Task details =>
From the entries below, please gather each line containing the string "推理判断题".

Provided records =>
>> START
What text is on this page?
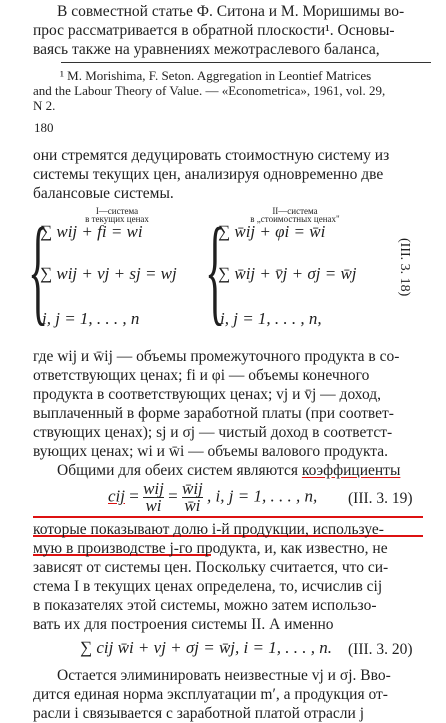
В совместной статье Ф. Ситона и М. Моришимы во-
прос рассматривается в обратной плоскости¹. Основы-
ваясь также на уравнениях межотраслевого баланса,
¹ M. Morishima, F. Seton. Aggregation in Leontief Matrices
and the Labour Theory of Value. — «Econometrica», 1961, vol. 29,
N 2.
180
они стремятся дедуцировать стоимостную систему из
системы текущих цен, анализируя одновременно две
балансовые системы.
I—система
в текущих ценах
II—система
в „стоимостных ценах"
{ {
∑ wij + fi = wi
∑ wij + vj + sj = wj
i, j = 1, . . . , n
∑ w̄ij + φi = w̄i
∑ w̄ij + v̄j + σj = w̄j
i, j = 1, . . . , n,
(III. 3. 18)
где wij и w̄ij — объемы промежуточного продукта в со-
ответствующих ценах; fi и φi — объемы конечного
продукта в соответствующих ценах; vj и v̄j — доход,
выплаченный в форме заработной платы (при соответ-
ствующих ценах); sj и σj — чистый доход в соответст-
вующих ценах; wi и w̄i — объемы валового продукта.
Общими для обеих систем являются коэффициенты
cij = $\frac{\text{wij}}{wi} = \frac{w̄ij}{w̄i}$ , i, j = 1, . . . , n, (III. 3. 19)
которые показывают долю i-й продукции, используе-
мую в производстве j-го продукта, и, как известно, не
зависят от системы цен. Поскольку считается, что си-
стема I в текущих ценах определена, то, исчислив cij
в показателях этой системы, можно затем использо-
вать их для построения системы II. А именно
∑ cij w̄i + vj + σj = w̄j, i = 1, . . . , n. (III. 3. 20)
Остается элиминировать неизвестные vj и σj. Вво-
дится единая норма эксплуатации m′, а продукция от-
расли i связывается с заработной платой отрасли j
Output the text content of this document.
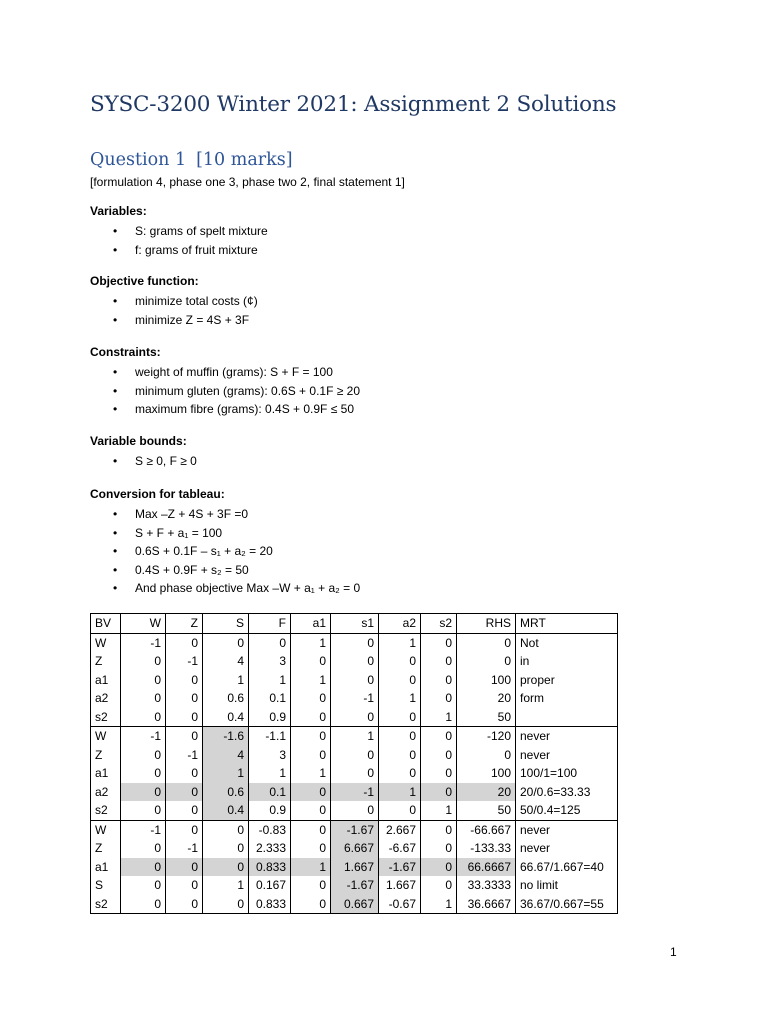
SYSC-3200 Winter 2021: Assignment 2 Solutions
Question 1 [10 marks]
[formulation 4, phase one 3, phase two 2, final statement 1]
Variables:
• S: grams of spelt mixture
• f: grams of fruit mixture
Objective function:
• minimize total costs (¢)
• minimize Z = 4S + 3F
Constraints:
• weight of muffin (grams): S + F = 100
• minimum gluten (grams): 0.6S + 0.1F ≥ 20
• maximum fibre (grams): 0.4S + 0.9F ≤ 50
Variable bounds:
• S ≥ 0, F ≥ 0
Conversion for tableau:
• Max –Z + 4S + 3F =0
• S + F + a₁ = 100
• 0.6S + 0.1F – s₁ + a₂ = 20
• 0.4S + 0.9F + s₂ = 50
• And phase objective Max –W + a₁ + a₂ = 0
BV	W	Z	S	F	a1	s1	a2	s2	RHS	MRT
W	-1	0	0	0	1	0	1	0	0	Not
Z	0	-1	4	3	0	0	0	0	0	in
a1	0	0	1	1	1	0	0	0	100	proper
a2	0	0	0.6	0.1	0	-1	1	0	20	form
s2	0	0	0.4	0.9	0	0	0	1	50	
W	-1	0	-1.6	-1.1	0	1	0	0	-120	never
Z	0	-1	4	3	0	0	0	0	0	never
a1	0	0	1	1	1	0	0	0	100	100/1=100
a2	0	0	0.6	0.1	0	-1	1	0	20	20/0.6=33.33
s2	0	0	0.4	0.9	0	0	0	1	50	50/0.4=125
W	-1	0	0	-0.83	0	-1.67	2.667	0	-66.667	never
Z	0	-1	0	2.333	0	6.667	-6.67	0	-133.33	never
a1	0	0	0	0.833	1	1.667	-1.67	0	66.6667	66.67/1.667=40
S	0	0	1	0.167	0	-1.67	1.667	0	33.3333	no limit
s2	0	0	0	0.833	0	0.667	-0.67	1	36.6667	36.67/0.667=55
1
>> END
>> START
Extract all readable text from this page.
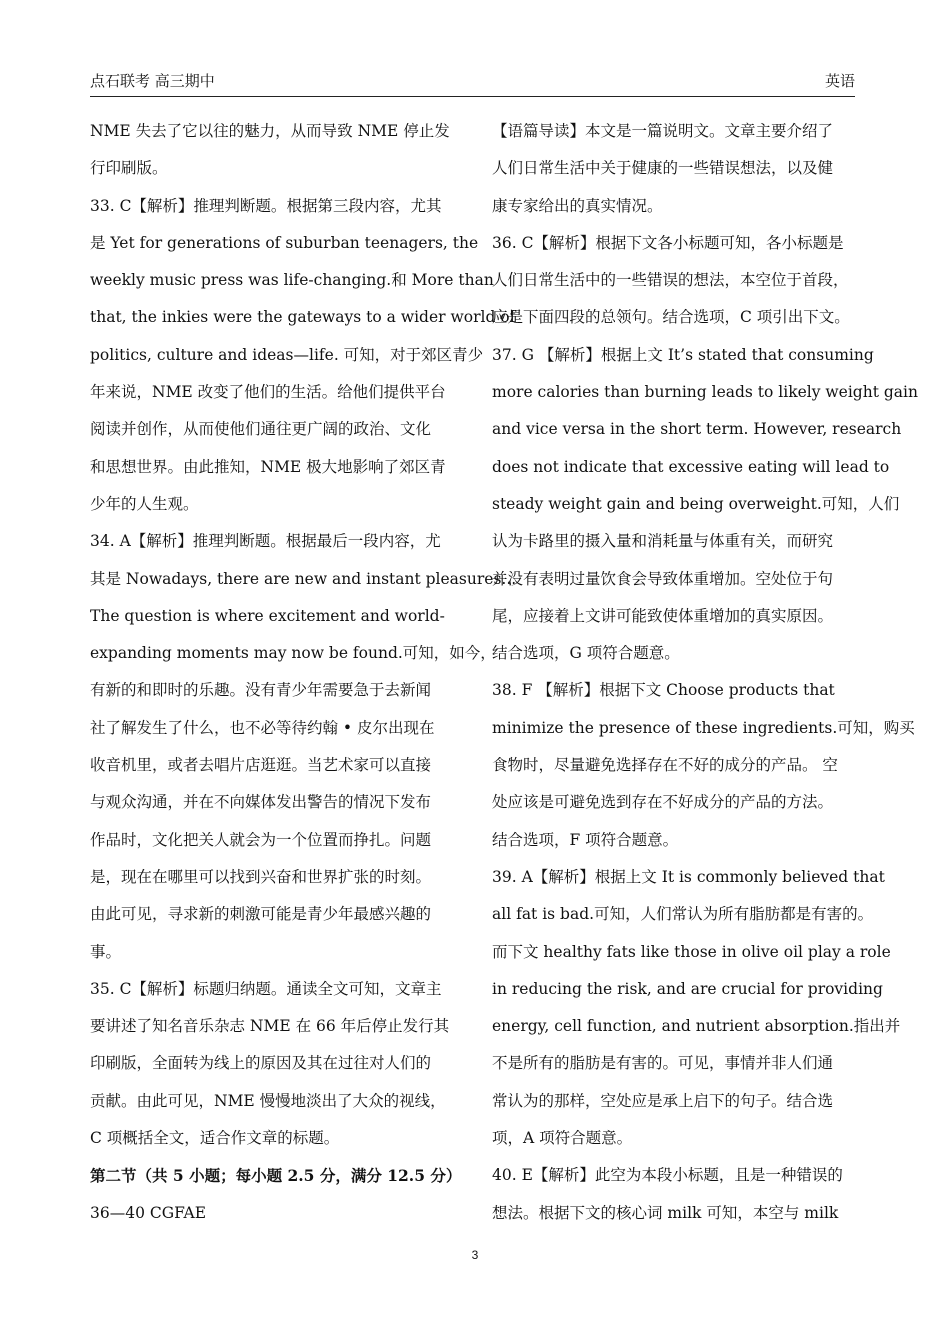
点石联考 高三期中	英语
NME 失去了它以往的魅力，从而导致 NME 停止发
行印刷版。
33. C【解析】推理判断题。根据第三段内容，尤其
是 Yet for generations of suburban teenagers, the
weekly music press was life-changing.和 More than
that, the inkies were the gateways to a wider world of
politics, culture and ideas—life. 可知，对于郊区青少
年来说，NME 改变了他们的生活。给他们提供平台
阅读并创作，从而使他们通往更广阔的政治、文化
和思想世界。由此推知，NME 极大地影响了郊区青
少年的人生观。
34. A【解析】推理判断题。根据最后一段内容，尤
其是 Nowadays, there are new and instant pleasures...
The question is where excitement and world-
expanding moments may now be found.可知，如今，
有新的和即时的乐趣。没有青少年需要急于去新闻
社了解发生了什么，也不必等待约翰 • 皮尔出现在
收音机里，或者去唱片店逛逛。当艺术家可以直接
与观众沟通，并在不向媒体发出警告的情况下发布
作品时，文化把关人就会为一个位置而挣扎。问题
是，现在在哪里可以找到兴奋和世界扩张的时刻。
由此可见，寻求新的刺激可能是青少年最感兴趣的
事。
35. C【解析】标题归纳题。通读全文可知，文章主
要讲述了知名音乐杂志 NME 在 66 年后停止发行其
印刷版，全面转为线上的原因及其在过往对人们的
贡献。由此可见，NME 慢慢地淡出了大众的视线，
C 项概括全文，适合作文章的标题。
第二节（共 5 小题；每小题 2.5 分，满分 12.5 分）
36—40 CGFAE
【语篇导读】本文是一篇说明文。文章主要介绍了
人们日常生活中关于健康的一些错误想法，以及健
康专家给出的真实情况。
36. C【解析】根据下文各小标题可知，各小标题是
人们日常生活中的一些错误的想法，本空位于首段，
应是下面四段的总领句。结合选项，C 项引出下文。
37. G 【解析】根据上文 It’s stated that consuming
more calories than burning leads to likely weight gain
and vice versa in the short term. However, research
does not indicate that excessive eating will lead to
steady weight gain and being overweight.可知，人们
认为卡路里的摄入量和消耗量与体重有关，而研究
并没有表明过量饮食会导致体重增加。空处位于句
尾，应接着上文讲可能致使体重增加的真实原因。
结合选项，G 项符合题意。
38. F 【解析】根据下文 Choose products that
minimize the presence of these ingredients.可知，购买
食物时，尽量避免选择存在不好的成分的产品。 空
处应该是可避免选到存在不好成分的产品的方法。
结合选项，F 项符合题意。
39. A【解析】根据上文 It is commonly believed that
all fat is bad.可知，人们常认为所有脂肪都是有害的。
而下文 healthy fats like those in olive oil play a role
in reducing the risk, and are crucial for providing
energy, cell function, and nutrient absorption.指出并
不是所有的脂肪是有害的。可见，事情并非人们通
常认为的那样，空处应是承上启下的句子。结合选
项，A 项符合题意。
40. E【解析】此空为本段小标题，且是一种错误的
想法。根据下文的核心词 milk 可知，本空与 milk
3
>> END
>> START
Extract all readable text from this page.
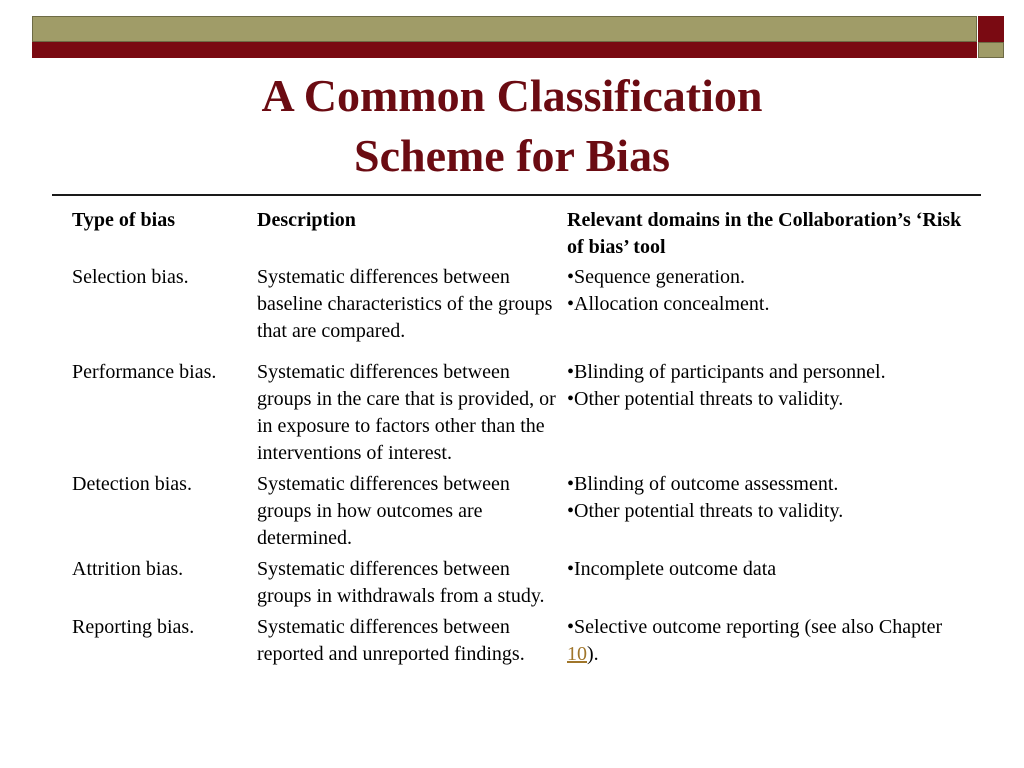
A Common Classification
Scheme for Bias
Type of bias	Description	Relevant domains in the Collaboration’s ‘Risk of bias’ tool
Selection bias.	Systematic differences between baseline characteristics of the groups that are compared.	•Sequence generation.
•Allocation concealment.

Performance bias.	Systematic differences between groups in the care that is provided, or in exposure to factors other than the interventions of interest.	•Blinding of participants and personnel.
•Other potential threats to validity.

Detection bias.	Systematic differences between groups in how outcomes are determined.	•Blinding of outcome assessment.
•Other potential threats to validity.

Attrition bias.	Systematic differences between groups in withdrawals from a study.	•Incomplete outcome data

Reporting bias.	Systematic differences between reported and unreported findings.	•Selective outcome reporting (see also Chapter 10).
>> END
Finished task =>
33. C【解析】推理判断题。根据第三段内容，尤其
34. A【解析】推理判断题。根据最后一段内容，尤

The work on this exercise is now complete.